With the exception of the pictures, write out the data below precisely.

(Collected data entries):

* * * *

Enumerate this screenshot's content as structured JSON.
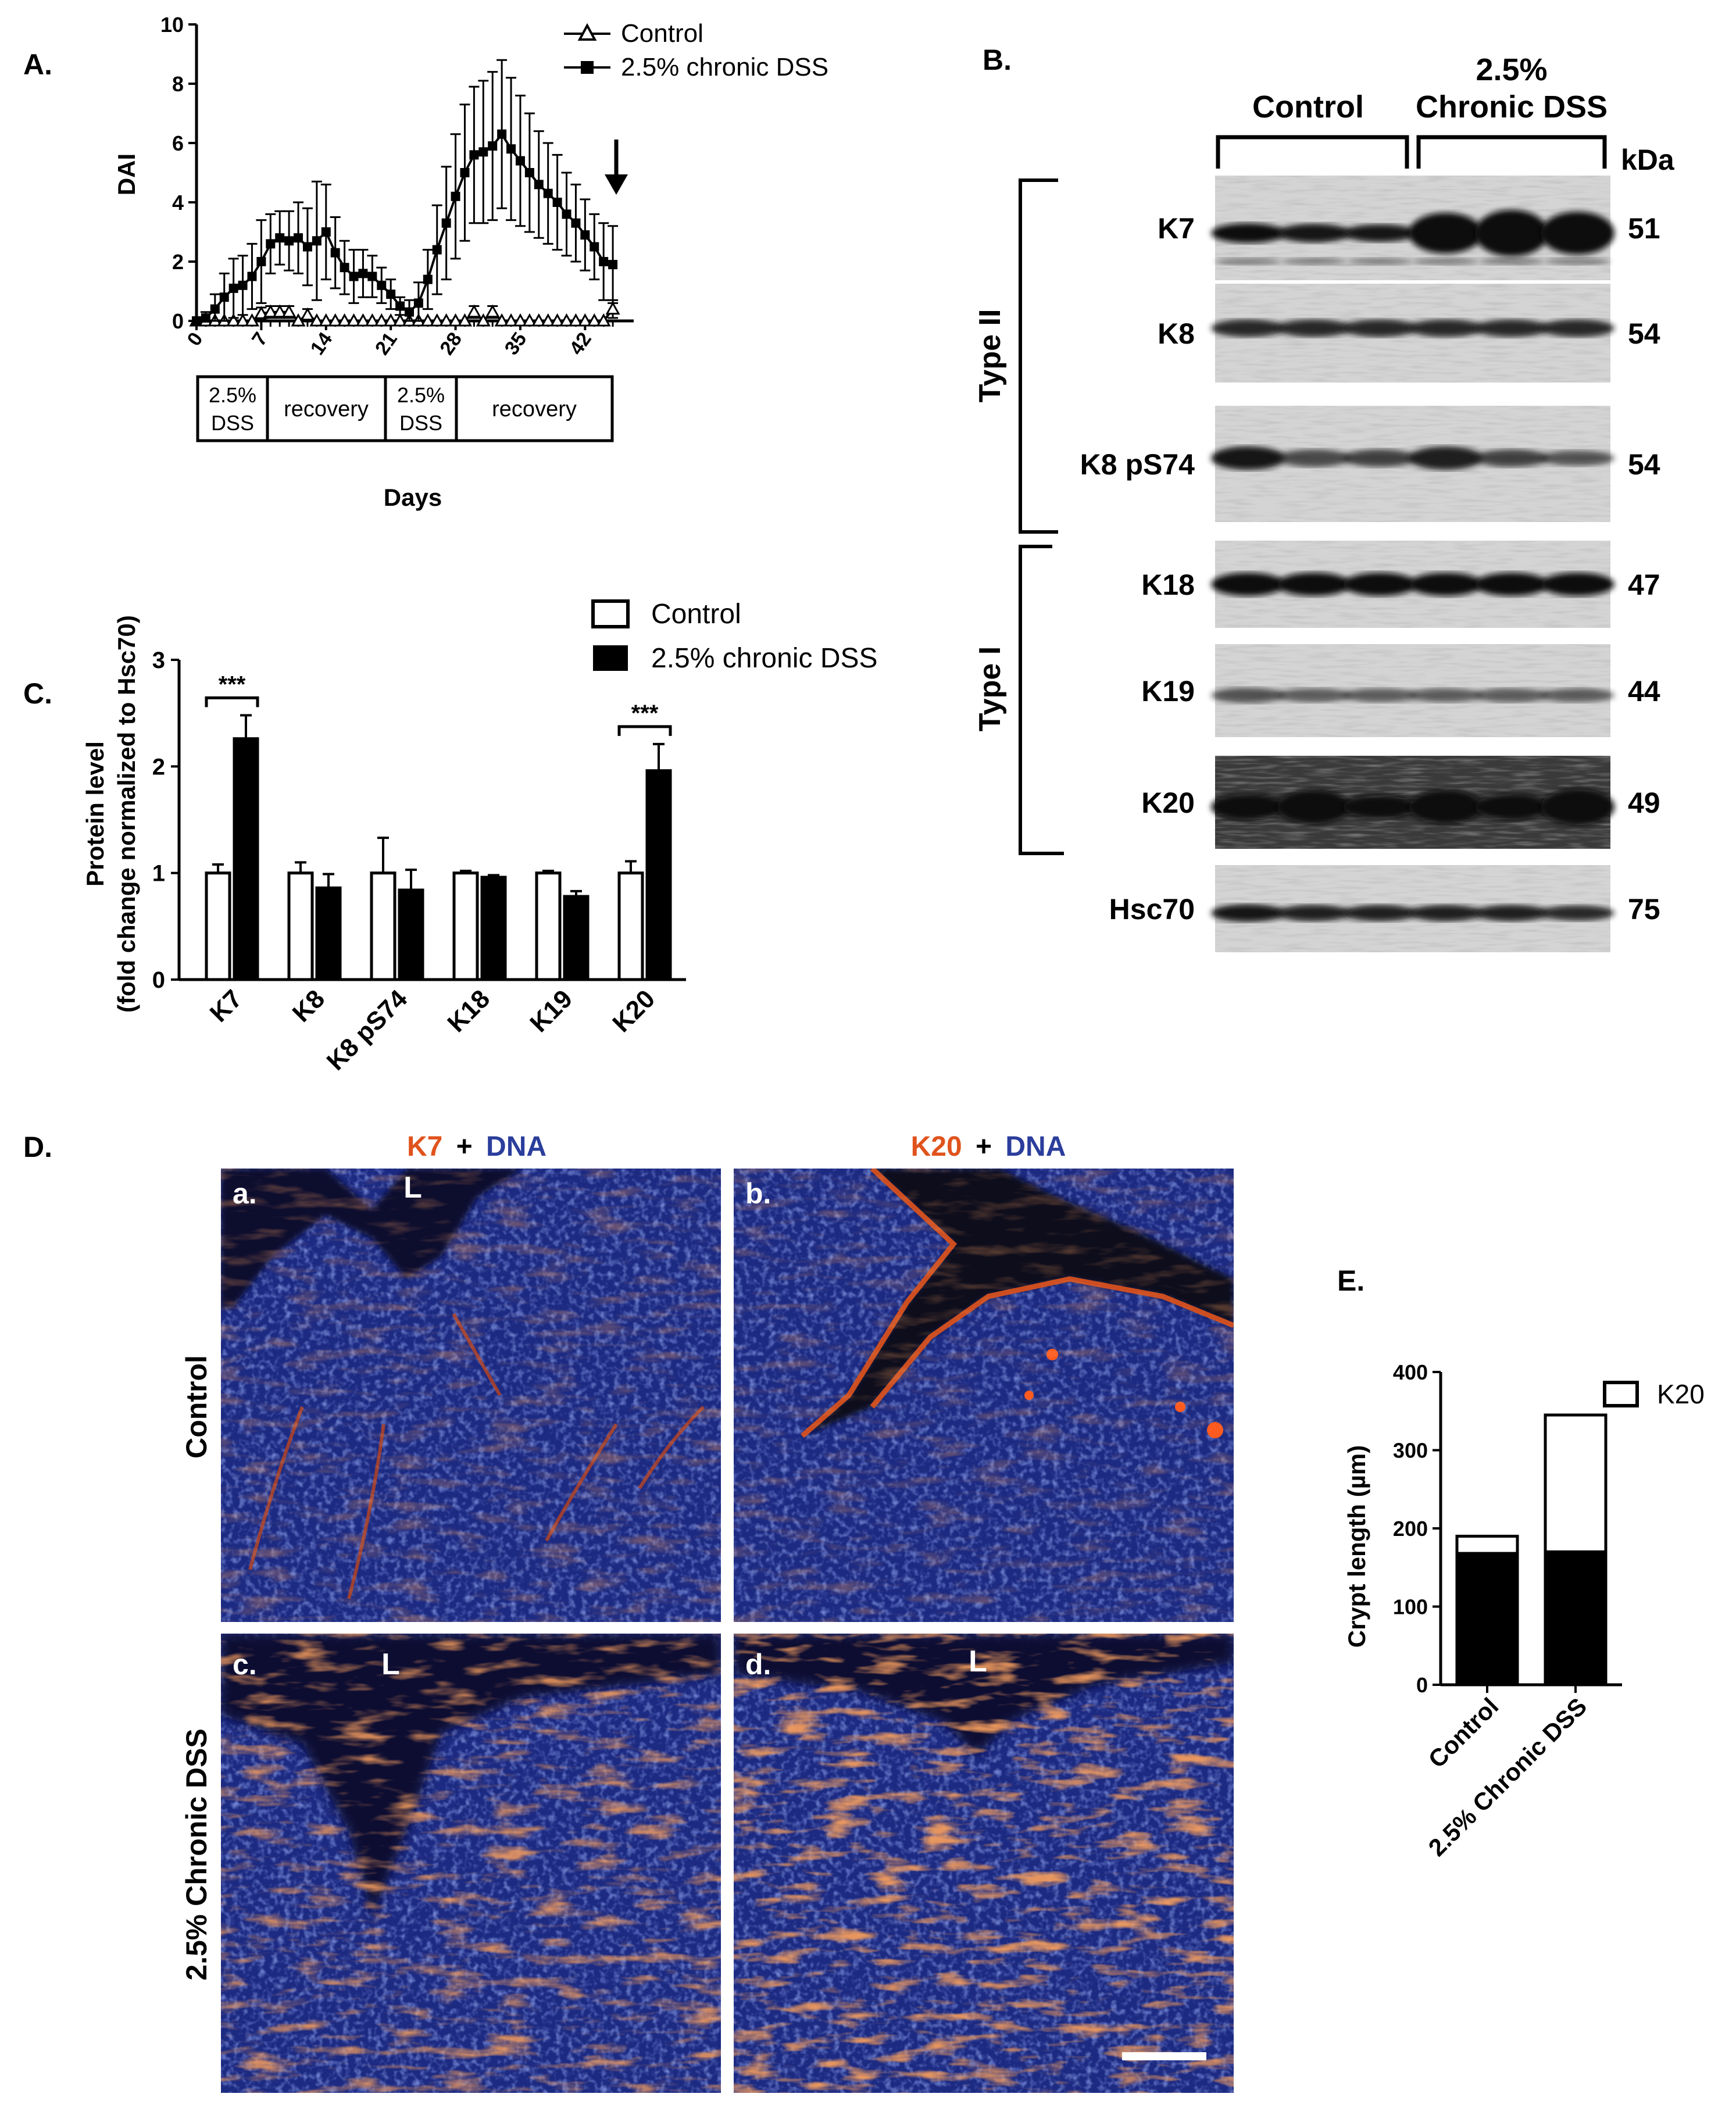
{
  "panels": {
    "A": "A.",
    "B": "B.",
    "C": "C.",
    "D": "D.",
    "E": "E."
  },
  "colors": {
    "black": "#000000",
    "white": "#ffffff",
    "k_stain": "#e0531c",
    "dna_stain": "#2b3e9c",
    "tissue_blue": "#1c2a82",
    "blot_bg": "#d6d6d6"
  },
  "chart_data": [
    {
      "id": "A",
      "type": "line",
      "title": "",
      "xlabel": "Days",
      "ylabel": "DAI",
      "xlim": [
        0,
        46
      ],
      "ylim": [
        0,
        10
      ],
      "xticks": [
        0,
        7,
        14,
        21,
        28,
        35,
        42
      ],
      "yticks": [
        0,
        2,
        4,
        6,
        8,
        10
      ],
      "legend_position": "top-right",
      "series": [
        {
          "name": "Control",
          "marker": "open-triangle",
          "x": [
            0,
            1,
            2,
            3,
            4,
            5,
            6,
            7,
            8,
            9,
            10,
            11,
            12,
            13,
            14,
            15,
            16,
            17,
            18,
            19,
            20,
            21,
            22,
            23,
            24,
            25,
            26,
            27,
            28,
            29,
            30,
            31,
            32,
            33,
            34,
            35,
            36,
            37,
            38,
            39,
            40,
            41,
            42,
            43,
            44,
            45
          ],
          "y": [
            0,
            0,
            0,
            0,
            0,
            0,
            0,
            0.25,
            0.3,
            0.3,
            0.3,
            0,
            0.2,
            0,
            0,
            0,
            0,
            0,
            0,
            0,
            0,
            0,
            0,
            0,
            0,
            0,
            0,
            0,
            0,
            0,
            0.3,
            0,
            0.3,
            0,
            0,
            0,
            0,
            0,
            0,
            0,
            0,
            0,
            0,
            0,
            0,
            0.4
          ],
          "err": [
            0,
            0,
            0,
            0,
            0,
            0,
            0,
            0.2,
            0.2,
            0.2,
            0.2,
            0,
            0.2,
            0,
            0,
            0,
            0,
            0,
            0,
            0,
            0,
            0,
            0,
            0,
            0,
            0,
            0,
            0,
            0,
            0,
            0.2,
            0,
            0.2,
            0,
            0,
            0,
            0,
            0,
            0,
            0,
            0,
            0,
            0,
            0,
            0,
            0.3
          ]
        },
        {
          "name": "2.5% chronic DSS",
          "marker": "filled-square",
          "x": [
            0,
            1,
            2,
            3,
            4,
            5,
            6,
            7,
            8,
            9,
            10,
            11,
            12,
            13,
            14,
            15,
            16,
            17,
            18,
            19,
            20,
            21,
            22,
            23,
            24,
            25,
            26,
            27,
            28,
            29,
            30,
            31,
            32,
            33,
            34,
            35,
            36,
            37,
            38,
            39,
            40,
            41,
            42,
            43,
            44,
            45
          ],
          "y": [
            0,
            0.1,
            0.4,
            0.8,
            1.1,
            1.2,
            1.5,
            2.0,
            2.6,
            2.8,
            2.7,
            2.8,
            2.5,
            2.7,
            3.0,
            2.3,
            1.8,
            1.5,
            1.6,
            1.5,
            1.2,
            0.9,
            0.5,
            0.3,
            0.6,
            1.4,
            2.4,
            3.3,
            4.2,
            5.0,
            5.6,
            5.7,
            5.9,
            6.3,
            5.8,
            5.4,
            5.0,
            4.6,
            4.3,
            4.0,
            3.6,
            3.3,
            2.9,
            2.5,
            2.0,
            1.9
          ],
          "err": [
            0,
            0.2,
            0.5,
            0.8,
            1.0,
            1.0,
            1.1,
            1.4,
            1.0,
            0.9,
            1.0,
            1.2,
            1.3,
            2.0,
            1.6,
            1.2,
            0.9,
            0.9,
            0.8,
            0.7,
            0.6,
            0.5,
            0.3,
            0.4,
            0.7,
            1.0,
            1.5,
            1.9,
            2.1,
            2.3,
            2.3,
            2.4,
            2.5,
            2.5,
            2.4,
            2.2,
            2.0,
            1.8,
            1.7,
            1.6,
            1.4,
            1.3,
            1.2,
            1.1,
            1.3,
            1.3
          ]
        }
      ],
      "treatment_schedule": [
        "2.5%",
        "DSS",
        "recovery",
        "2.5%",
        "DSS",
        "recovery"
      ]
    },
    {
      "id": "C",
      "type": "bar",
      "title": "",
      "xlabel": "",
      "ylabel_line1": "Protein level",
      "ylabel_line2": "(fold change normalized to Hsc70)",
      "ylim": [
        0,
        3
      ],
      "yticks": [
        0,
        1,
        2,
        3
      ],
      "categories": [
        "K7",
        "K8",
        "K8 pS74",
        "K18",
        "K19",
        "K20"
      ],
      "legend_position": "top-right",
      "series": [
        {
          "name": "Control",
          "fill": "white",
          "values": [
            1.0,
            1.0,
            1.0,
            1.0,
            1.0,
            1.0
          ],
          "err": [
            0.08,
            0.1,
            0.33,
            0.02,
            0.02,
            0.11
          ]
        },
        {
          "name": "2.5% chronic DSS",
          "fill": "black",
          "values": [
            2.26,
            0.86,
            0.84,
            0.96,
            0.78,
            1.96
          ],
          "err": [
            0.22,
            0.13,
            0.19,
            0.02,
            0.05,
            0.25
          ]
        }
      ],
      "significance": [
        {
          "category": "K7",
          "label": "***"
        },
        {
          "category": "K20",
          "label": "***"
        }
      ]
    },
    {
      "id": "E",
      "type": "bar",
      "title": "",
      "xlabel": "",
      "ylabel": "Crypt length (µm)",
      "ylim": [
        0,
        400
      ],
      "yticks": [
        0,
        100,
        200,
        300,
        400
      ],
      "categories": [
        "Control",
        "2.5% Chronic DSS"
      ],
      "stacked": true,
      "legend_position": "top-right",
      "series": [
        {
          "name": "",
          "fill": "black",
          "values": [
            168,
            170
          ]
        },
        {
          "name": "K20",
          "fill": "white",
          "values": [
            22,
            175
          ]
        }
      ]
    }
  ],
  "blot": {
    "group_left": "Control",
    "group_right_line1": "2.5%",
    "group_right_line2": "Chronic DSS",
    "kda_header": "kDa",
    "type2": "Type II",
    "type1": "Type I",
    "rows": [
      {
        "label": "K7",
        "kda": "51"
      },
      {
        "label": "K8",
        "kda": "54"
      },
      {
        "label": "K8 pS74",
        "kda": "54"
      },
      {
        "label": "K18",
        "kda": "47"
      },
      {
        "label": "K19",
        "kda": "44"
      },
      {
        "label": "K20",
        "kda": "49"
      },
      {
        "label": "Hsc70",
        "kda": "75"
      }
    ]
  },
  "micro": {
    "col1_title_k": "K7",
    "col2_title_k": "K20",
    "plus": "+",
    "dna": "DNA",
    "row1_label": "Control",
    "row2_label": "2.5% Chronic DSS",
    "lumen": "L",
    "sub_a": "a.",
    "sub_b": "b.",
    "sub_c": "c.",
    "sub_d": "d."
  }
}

* * * *

(EXERCISE OUTPUT):
Enumerate this screenshot's content as structured JSON.
{
  "panels": {
    "A": "A.",
    "B": "B.",
    "C": "C.",
    "D": "D.",
    "E": "E."
  },
  "colors": {
    "black": "#000000",
    "white": "#ffffff",
    "k_stain": "#e0531c",
    "dna_stain": "#2b3e9c",
    "tissue_blue": "#1c2a82",
    "blot_bg": "#d6d6d6"
  },
  "chart_data": [
    {
      "id": "A",
      "type": "line",
      "title": "",
      "xlabel": "Days",
      "ylabel": "DAI",
      "xlim": [
        0,
        46
      ],
      "ylim": [
        0,
        10
      ],
      "xticks": [
        0,
        7,
        14,
        21,
        28,
        35,
        42
      ],
      "yticks": [
        0,
        2,
        4,
        6,
        8,
        10
      ],
      "legend_position": "top-right",
      "series": [
        {
          "name": "Control",
          "marker": "open-triangle",
          "x": [
            0,
            1,
            2,
            3,
            4,
            5,
            6,
            7,
            8,
            9,
            10,
            11,
            12,
            13,
            14,
            15,
            16,
            17,
            18,
            19,
            20,
            21,
            22,
            23,
            24,
            25,
            26,
            27,
            28,
            29,
            30,
            31,
            32,
            33,
            34,
            35,
            36,
            37,
            38,
            39,
            40,
            41,
            42,
            43,
            44,
            45
          ],
          "y": [
            0,
            0,
            0,
            0,
            0,
            0,
            0,
            0.25,
            0.3,
            0.3,
            0.3,
            0,
            0.2,
            0,
            0,
            0,
            0,
            0,
            0,
            0,
            0,
            0,
            0,
            0,
            0,
            0,
            0,
            0,
            0,
            0,
            0.3,
            0,
            0.3,
            0,
            0,
            0,
            0,
            0,
            0,
            0,
            0,
            0,
            0,
            0,
            0,
            0.4
          ],
          "err": [
            0,
            0,
            0,
            0,
            0,
            0,
            0,
            0.2,
            0.2,
            0.2,
            0.2,
            0,
            0.2,
            0,
            0,
            0,
            0,
            0,
            0,
            0,
            0,
            0,
            0,
            0,
            0,
            0,
            0,
            0,
            0,
            0,
            0.2,
            0,
            0.2,
            0,
            0,
            0,
            0,
            0,
            0,
            0,
            0,
            0,
            0,
            0,
            0,
            0.3
          ]
        },
        {
          "name": "2.5% chronic DSS",
          "marker": "filled-square",
          "x": [
            0,
            1,
            2,
            3,
            4,
            5,
            6,
            7,
            8,
            9,
            10,
            11,
            12,
            13,
            14,
            15,
            16,
            17,
            18,
            19,
            20,
            21,
            22,
            23,
            24,
            25,
            26,
            27,
            28,
            29,
            30,
            31,
            32,
            33,
            34,
            35,
            36,
            37,
            38,
            39,
            40,
            41,
            42,
            43,
            44,
            45
          ],
          "y": [
            0,
            0.1,
            0.4,
            0.8,
            1.1,
            1.2,
            1.5,
            2.0,
            2.6,
            2.8,
            2.7,
            2.8,
            2.5,
            2.7,
            3.0,
            2.3,
            1.8,
            1.5,
            1.6,
            1.5,
            1.2,
            0.9,
            0.5,
            0.3,
            0.6,
            1.4,
            2.4,
            3.3,
            4.2,
            5.0,
            5.6,
            5.7,
            5.9,
            6.3,
            5.8,
            5.4,
            5.0,
            4.6,
            4.3,
            4.0,
            3.6,
            3.3,
            2.9,
            2.5,
            2.0,
            1.9
          ],
          "err": [
            0,
            0.2,
            0.5,
            0.8,
            1.0,
            1.0,
            1.1,
            1.4,
            1.0,
            0.9,
            1.0,
            1.2,
            1.3,
            2.0,
            1.6,
            1.2,
            0.9,
            0.9,
            0.8,
            0.7,
            0.6,
            0.5,
            0.3,
            0.4,
            0.7,
            1.0,
            1.5,
            1.9,
            2.1,
            2.3,
            2.3,
            2.4,
            2.5,
            2.5,
            2.4,
            2.2,
            2.0,
            1.8,
            1.7,
            1.6,
            1.4,
            1.3,
            1.2,
            1.1,
            1.3,
            1.3
          ]
        }
      ],
      "treatment_schedule": [
        "2.5%",
        "DSS",
        "recovery",
        "2.5%",
        "DSS",
        "recovery"
      ]
    },
    {
      "id": "C",
      "type": "bar",
      "title": "",
      "xlabel": "",
      "ylabel_line1": "Protein level",
      "ylabel_line2": "(fold change normalized to Hsc70)",
      "ylim": [
        0,
        3
      ],
      "yticks": [
        0,
        1,
        2,
        3
      ],
      "categories": [
        "K7",
        "K8",
        "K8 pS74",
        "K18",
        "K19",
        "K20"
      ],
      "legend_position": "top-right",
      "series": [
        {
          "name": "Control",
          "fill": "white",
          "values": [
            1.0,
            1.0,
            1.0,
            1.0,
            1.0,
            1.0
          ],
          "err": [
            0.08,
            0.1,
            0.33,
            0.02,
            0.02,
            0.11
          ]
        },
        {
          "name": "2.5% chronic DSS",
          "fill": "black",
          "values": [
            2.26,
            0.86,
            0.84,
            0.96,
            0.78,
            1.96
          ],
          "err": [
            0.22,
            0.13,
            0.19,
            0.02,
            0.05,
            0.25
          ]
        }
      ],
      "significance": [
        {
          "category": "K7",
          "label": "***"
        },
        {
          "category": "K20",
          "label": "***"
        }
      ]
    },
    {
      "id": "E",
      "type": "bar",
      "title": "",
      "xlabel": "",
      "ylabel": "Crypt length (µm)",
      "ylim": [
        0,
        400
      ],
      "yticks": [
        0,
        100,
        200,
        300,
        400
      ],
      "categories": [
        "Control",
        "2.5% Chronic DSS"
      ],
      "stacked": true,
      "legend_position": "top-right",
      "series": [
        {
          "name": "",
          "fill": "black",
          "values": [
            168,
            170
          ]
        },
        {
          "name": "K20",
          "fill": "white",
          "values": [
            22,
            175
          ]
        }
      ]
    }
  ],
  "blot": {
    "group_left": "Control",
    "group_right_line1": "2.5%",
    "group_right_line2": "Chronic DSS",
    "kda_header": "kDa",
    "type2": "Type II",
    "type1": "Type I",
    "rows": [
      {
        "label": "K7",
        "kda": "51"
      },
      {
        "label": "K8",
        "kda": "54"
      },
      {
        "label": "K8 pS74",
        "kda": "54"
      },
      {
        "label": "K18",
        "kda": "47"
      },
      {
        "label": "K19",
        "kda": "44"
      },
      {
        "label": "K20",
        "kda": "49"
      },
      {
        "label": "Hsc70",
        "kda": "75"
      }
    ]
  },
  "micro": {
    "col1_title_k": "K7",
    "col2_title_k": "K20",
    "plus": "+",
    "dna": "DNA",
    "row1_label": "Control",
    "row2_label": "2.5% Chronic DSS",
    "lumen": "L",
    "sub_a": "a.",
    "sub_b": "b.",
    "sub_c": "c.",
    "sub_d": "d."
  }
}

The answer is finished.